§ Given task:
All material below is to be reproduced exactly.

§ Provided material:

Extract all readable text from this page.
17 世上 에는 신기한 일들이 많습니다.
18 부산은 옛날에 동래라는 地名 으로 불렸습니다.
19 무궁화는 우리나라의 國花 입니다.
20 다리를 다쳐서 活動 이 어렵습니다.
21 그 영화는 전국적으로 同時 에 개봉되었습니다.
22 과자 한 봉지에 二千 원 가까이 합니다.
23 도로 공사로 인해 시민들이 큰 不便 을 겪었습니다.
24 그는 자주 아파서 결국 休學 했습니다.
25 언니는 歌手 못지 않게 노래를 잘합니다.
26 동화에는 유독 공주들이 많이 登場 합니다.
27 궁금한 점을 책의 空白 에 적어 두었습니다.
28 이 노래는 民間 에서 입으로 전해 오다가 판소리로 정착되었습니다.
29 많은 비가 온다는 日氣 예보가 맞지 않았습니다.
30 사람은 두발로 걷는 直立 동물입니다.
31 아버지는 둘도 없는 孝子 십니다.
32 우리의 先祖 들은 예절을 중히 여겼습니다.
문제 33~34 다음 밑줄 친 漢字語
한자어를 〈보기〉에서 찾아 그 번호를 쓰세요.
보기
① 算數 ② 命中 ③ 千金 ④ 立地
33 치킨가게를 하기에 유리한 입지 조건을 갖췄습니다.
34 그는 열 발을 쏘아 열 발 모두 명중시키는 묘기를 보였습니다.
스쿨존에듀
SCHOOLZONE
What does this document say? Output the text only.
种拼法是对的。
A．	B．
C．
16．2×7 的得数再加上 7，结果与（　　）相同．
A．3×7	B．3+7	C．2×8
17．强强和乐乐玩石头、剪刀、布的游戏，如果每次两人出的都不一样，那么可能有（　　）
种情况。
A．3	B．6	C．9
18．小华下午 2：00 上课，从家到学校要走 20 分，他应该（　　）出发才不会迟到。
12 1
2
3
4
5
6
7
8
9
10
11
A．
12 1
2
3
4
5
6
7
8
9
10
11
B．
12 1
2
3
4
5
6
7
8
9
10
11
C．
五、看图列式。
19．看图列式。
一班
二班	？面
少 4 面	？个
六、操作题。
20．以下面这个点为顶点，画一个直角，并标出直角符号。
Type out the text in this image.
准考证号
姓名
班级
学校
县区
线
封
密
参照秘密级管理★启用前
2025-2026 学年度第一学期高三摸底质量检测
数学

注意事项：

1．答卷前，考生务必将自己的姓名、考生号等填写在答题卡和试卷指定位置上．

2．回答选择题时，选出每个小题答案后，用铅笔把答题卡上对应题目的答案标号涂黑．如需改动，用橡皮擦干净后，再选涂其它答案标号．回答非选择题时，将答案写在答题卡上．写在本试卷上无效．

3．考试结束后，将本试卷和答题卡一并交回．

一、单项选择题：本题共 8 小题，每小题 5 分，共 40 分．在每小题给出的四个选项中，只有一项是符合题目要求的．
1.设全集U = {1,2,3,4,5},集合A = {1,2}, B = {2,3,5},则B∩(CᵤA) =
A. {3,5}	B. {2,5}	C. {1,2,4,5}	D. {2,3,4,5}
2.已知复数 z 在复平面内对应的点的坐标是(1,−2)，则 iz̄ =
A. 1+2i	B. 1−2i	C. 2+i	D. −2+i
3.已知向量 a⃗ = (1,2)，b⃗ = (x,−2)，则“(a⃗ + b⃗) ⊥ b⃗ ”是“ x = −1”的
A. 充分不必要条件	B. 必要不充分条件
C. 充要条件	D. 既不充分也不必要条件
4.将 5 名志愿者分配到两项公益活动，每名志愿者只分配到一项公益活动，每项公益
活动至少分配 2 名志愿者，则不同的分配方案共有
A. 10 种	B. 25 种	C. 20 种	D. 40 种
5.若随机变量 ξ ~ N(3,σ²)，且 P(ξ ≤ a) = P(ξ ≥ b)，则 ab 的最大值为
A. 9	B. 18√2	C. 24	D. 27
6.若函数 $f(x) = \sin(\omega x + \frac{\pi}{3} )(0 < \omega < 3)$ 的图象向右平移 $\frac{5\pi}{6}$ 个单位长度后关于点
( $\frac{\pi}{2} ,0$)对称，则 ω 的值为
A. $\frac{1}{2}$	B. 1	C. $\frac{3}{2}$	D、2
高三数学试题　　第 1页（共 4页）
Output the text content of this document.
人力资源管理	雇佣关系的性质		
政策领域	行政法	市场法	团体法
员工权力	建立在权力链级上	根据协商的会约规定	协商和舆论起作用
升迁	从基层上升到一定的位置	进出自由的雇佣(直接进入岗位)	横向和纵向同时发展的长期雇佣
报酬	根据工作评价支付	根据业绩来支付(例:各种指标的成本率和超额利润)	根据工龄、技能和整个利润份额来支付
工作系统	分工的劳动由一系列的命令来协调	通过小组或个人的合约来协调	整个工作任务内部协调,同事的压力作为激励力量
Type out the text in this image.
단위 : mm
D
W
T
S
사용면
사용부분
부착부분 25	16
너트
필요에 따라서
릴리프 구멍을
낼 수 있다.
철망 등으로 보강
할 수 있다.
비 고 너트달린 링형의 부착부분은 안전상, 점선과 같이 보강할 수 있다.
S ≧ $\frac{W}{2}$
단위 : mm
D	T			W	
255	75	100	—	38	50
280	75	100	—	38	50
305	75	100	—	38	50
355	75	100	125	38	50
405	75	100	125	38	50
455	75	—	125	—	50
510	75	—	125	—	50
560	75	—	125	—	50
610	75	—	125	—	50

§ The reply:
Extract all readable text from this page.
17 世上 에는 신기한 일들이 많습니다.
18 부산은 옛날에 동래라는 地名 으로 불렸습니다.
19 무궁화는 우리나라의 國花 입니다.
20 다리를 다쳐서 活動 이 어렵습니다.
21 그 영화는 전국적으로 同時 에 개봉되었습니다.
22 과자 한 봉지에 二千 원 가까이 합니다.
23 도로 공사로 인해 시민들이 큰 不便 을 겪었습니다.
24 그는 자주 아파서 결국 休學 했습니다.
25 언니는 歌手 못지 않게 노래를 잘합니다.
26 동화에는 유독 공주들이 많이 登場 합니다.
27 궁금한 점을 책의 空白 에 적어 두었습니다.
28 이 노래는 民間 에서 입으로 전해 오다가 판소리로 정착되었습니다.
29 많은 비가 온다는 日氣 예보가 맞지 않았습니다.
30 사람은 두발로 걷는 直立 동물입니다.
31 아버지는 둘도 없는 孝子 십니다.
32 우리의 先祖 들은 예절을 중히 여겼습니다.
문제 33~34 다음 밑줄 친 漢字語
한자어를 〈보기〉에서 찾아 그 번호를 쓰세요.
보기
① 算數 ② 命中 ③ 千金 ④ 立地
33 치킨가게를 하기에 유리한 입지 조건을 갖췄습니다.
34 그는 열 발을 쏘아 열 발 모두 명중시키는 묘기를 보였습니다.
스쿨존에듀
SCHOOLZONE
What does this document say? Output the text only.
种拼法是对的。
A．	B．
C．
16．2×7 的得数再加上 7，结果与（　　）相同．
A．3×7	B．3+7	C．2×8
17．强强和乐乐玩石头、剪刀、布的游戏，如果每次两人出的都不一样，那么可能有（　　）
种情况。
A．3	B．6	C．9
18．小华下午 2：00 上课，从家到学校要走 20 分，他应该（　　）出发才不会迟到。
12 1
2
3
4
5
6
7
8
9
10
11
A．
12 1
2
3
4
5
6
7
8
9
10
11
B．
12 1
2
3
4
5
6
7
8
9
10
11
C．
五、看图列式。
19．看图列式。
一班
二班	？面
少 4 面	？个
六、操作题。
20．以下面这个点为顶点，画一个直角，并标出直角符号。
Type out the text in this image.
准考证号
姓名
班级
学校
县区
线
封
密
参照秘密级管理★启用前
2025-2026 学年度第一学期高三摸底质量检测
数学

注意事项：

1．答卷前，考生务必将自己的姓名、考生号等填写在答题卡和试卷指定位置上．

2．回答选择题时，选出每个小题答案后，用铅笔把答题卡上对应题目的答案标号涂黑．如需改动，用橡皮擦干净后，再选涂其它答案标号．回答非选择题时，将答案写在答题卡上．写在本试卷上无效．

3．考试结束后，将本试卷和答题卡一并交回．

一、单项选择题：本题共 8 小题，每小题 5 分，共 40 分．在每小题给出的四个选项中，只有一项是符合题目要求的．
1.设全集U = {1,2,3,4,5},集合A = {1,2}, B = {2,3,5},则B∩(CᵤA) =
A. {3,5}	B. {2,5}	C. {1,2,4,5}	D. {2,3,4,5}
2.已知复数 z 在复平面内对应的点的坐标是(1,−2)，则 iz̄ =
A. 1+2i	B. 1−2i	C. 2+i	D. −2+i
3.已知向量 a⃗ = (1,2)，b⃗ = (x,−2)，则“(a⃗ + b⃗) ⊥ b⃗ ”是“ x = −1”的
A. 充分不必要条件	B. 必要不充分条件
C. 充要条件	D. 既不充分也不必要条件
4.将 5 名志愿者分配到两项公益活动，每名志愿者只分配到一项公益活动，每项公益
活动至少分配 2 名志愿者，则不同的分配方案共有
A. 10 种	B. 25 种	C. 20 种	D. 40 种
5.若随机变量 ξ ~ N(3,σ²)，且 P(ξ ≤ a) = P(ξ ≥ b)，则 ab 的最大值为
A. 9	B. 18√2	C. 24	D. 27
6.若函数 $f(x) = \sin(\omega x + \frac{\pi}{3} )(0 < \omega < 3)$ 的图象向右平移 $\frac{5\pi}{6}$ 个单位长度后关于点
( $\frac{\pi}{2} ,0$)对称，则 ω 的值为
A. $\frac{1}{2}$	B. 1	C. $\frac{3}{2}$	D、2
高三数学试题　　第 1页（共 4页）
Output the text content of this document.
人力资源管理	雇佣关系的性质		
政策领域	行政法	市场法	团体法
员工权力	建立在权力链级上	根据协商的会约规定	协商和舆论起作用
升迁	从基层上升到一定的位置	进出自由的雇佣(直接进入岗位)	横向和纵向同时发展的长期雇佣
报酬	根据工作评价支付	根据业绩来支付(例:各种指标的成本率和超额利润)	根据工龄、技能和整个利润份额来支付
工作系统	分工的劳动由一系列的命令来协调	通过小组或个人的合约来协调	整个工作任务内部协调,同事的压力作为激励力量
Type out the text in this image.
단위 : mm
D
W
T
S
사용면
사용부분
부착부분 25	16
너트
필요에 따라서
릴리프 구멍을
낼 수 있다.
철망 등으로 보강
할 수 있다.
비 고 너트달린 링형의 부착부분은 안전상, 점선과 같이 보강할 수 있다.
S ≧ $\frac{W}{2}$
단위 : mm
D	T			W	
255	75	100	—	38	50
280	75	100	—	38	50
305	75	100	—	38	50
355	75	100	125	38	50
405	75	100	125	38	50
455	75	—	125	—	50
510	75	—	125	—	50
560	75	—	125	—	50
610	75	—	125	—	50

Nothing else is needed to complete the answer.